**EXTRAIT SOURCE**

Dans deux dossiers, la Commission est assez sûre que le Luxembourg a accordé une aide étatique interdite. C’est pourquoi, dans les cas des filiales luxembourgeoises du commerçant en ligne Amazon et du constructeur italo-américain Fiat Chrysler, elle a ordonné une «enquête plus approfondie». A en croire les premiers résultats, ces deux groupes ont bénéficié d’une réponse positive et précise sur ce que les charges fiscales de leurs sociétés luxembourgeoises seraient à l’avenir.

**CONSIGNE**
Remplacez «commerçant en ligne» par «distributeur en ligne», puis recopiez l'extrait sur les aides d'État au Luxembourg de «Dans deux dossiers, la» à «seraient à l’avenir.».

**DONNÉES FOURNIES**
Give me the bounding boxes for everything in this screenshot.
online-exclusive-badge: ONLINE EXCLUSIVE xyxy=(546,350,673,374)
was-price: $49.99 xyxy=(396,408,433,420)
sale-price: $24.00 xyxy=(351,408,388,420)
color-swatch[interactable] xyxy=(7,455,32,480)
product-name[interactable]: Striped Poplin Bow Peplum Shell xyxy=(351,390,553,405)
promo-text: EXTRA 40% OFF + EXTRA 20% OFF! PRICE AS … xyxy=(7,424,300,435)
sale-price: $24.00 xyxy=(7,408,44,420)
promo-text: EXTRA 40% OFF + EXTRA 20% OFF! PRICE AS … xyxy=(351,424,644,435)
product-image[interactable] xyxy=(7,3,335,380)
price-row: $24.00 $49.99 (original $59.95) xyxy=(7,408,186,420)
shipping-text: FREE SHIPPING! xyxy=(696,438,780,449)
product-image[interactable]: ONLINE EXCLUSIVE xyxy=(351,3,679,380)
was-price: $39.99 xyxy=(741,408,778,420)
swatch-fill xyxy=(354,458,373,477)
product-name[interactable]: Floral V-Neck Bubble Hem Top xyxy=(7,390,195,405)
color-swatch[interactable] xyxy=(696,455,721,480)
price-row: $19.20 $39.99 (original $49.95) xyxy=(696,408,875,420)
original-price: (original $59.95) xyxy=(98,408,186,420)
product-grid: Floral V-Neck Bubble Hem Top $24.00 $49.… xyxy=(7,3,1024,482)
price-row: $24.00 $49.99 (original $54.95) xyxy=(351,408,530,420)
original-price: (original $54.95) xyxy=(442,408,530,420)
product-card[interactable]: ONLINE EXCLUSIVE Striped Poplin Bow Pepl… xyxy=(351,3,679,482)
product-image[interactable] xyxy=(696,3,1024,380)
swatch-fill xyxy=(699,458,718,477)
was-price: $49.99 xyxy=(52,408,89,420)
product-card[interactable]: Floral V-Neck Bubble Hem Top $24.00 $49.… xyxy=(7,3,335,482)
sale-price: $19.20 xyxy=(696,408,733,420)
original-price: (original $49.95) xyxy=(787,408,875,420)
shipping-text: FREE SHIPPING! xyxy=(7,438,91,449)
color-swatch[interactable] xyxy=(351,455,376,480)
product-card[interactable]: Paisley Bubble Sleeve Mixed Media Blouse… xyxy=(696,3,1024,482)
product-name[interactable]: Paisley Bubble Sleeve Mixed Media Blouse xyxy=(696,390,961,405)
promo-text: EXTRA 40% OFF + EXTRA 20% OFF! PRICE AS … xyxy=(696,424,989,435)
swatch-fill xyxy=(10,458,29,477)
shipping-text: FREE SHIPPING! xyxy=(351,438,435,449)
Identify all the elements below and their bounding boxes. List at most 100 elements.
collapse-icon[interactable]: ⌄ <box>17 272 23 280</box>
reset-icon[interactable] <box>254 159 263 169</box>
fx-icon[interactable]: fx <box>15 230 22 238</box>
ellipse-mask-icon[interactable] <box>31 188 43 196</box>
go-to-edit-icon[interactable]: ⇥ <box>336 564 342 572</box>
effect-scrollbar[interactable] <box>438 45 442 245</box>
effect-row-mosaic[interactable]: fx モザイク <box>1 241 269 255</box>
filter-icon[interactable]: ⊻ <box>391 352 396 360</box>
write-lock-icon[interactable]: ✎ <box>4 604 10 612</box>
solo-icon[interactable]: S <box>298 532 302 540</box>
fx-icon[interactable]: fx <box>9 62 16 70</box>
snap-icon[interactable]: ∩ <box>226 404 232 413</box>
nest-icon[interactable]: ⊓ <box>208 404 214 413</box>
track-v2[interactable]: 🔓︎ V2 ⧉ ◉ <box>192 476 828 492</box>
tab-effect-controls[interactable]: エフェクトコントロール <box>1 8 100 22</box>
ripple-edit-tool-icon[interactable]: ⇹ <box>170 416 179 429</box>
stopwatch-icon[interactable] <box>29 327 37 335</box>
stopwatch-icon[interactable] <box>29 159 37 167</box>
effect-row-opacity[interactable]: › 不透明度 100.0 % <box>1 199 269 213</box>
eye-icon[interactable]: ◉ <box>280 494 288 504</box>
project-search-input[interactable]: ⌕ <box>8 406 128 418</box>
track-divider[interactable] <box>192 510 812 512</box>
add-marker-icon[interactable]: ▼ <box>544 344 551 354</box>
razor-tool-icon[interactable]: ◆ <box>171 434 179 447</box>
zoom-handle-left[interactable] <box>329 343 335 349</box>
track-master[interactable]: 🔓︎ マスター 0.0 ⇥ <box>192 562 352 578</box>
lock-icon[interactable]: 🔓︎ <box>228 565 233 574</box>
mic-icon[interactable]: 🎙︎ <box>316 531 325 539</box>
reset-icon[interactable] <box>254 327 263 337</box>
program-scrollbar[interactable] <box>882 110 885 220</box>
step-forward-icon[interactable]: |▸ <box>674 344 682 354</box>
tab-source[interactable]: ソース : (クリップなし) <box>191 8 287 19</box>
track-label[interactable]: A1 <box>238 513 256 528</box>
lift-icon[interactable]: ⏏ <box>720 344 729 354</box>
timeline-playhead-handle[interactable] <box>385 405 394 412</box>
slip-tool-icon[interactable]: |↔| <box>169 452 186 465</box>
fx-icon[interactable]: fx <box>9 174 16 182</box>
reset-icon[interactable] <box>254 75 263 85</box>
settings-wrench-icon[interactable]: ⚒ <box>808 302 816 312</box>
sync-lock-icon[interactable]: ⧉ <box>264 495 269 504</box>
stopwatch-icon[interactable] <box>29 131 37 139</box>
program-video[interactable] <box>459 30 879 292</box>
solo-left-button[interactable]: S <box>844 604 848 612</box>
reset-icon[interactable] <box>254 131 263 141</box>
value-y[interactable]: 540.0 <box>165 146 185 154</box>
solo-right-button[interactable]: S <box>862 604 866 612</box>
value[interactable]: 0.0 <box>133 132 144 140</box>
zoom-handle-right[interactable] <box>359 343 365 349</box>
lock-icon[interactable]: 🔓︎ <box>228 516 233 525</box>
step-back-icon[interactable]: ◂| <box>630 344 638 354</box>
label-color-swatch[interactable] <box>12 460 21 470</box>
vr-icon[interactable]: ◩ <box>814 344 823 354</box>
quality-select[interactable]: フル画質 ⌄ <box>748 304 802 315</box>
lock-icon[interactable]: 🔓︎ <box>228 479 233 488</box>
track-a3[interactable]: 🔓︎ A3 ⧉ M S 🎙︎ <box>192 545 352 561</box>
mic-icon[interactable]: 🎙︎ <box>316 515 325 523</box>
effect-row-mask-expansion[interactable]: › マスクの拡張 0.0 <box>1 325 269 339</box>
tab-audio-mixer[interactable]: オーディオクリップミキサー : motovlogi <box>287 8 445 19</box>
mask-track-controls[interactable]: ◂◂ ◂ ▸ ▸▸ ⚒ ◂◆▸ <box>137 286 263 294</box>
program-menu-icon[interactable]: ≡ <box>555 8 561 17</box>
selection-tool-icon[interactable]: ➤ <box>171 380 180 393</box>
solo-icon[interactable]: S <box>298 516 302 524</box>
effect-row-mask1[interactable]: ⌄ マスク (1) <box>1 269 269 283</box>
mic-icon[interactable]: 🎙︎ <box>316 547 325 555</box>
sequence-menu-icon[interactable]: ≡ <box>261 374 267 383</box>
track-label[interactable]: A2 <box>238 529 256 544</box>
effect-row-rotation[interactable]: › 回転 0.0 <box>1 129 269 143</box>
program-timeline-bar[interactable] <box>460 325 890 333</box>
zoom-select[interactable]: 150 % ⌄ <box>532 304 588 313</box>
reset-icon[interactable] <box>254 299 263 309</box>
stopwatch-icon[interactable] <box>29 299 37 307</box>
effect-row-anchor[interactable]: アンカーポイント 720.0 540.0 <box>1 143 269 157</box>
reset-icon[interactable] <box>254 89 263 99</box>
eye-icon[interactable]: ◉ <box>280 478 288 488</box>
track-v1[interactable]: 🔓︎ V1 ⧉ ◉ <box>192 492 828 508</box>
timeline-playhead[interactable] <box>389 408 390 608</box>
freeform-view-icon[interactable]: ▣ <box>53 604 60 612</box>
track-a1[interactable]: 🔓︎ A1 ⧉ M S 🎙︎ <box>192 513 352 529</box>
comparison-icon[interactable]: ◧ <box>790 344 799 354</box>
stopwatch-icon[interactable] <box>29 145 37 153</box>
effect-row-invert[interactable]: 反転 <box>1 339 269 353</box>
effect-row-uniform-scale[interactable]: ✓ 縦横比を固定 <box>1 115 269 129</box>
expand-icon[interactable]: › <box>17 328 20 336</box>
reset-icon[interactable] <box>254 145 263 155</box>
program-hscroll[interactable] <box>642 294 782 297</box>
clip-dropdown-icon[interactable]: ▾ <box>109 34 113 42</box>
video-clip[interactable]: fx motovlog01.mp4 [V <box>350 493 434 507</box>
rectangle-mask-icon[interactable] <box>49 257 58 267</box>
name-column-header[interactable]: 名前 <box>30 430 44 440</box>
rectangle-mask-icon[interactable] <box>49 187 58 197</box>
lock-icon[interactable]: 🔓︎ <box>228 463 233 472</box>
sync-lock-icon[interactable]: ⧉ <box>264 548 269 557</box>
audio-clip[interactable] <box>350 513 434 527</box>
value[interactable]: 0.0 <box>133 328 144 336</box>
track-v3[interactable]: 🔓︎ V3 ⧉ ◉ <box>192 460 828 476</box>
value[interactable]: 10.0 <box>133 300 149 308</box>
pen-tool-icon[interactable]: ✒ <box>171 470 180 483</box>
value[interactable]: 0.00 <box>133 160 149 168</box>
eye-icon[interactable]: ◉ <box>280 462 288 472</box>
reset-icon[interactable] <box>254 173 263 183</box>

**CORRIGÉ**
Dans deux dossiers, la Commission est assez sûre que le Luxembourg a accordé une aide étatique interdite. C’est pourquoi, dans les cas des filiales luxembourgeoises du distributeur en ligne Amazon et du constructeur italo-américain Fiat Chrysler, elle a ordonné une «enquête plus approfondie». A en croire les premiers résultats, ces deux groupes ont bénéficié d’une réponse positive et précise sur ce que les charges fiscales de leurs sociétés luxembourgeoises seraient à l’avenir.